** BEGIN Given entries **

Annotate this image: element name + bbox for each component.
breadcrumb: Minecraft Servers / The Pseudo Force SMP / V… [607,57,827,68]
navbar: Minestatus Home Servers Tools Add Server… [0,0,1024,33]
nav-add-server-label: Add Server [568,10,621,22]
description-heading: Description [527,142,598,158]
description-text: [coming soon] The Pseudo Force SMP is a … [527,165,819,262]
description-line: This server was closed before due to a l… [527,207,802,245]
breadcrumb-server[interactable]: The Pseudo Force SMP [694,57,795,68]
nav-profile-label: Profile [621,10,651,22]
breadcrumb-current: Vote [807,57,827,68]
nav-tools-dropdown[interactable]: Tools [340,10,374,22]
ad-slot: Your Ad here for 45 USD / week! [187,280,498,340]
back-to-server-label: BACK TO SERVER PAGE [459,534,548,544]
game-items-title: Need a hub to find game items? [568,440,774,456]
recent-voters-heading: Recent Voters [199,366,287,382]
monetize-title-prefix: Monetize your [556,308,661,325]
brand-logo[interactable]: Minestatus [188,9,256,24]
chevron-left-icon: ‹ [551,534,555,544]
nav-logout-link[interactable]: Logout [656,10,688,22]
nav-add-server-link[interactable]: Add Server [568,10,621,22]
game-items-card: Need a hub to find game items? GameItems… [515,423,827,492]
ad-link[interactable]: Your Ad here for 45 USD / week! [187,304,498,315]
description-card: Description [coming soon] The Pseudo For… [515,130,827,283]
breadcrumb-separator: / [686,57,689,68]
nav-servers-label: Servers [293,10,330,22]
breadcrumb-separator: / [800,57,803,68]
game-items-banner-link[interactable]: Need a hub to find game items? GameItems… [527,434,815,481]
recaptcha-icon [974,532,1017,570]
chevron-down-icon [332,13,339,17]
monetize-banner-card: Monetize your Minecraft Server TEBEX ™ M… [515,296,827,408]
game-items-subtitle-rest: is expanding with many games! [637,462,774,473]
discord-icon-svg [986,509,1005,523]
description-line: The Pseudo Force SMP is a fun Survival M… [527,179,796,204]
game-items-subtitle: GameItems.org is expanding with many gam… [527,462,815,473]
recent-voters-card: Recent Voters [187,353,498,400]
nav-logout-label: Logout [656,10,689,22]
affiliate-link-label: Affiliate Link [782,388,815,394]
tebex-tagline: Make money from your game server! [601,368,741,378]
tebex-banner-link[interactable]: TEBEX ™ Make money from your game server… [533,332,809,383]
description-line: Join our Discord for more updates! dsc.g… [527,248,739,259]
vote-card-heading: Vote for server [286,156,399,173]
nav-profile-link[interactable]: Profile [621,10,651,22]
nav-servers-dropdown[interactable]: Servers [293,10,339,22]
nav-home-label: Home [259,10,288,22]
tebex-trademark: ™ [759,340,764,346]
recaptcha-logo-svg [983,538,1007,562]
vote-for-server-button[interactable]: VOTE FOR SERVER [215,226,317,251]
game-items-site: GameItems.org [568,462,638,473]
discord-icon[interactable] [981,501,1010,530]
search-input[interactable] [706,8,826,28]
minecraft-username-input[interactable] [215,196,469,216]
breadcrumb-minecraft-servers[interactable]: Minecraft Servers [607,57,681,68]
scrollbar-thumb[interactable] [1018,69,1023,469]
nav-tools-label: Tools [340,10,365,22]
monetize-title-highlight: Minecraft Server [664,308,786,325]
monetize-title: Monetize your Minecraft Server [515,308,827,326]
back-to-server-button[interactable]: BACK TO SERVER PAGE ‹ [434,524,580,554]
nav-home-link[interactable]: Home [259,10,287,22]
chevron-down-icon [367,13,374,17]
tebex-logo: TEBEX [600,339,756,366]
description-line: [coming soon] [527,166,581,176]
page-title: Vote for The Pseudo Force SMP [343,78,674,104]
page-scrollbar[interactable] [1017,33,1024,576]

** END Given entries **

Required task: Count the lines in the records above that contain the string "expanding". Give only the number.

Result for this task: 2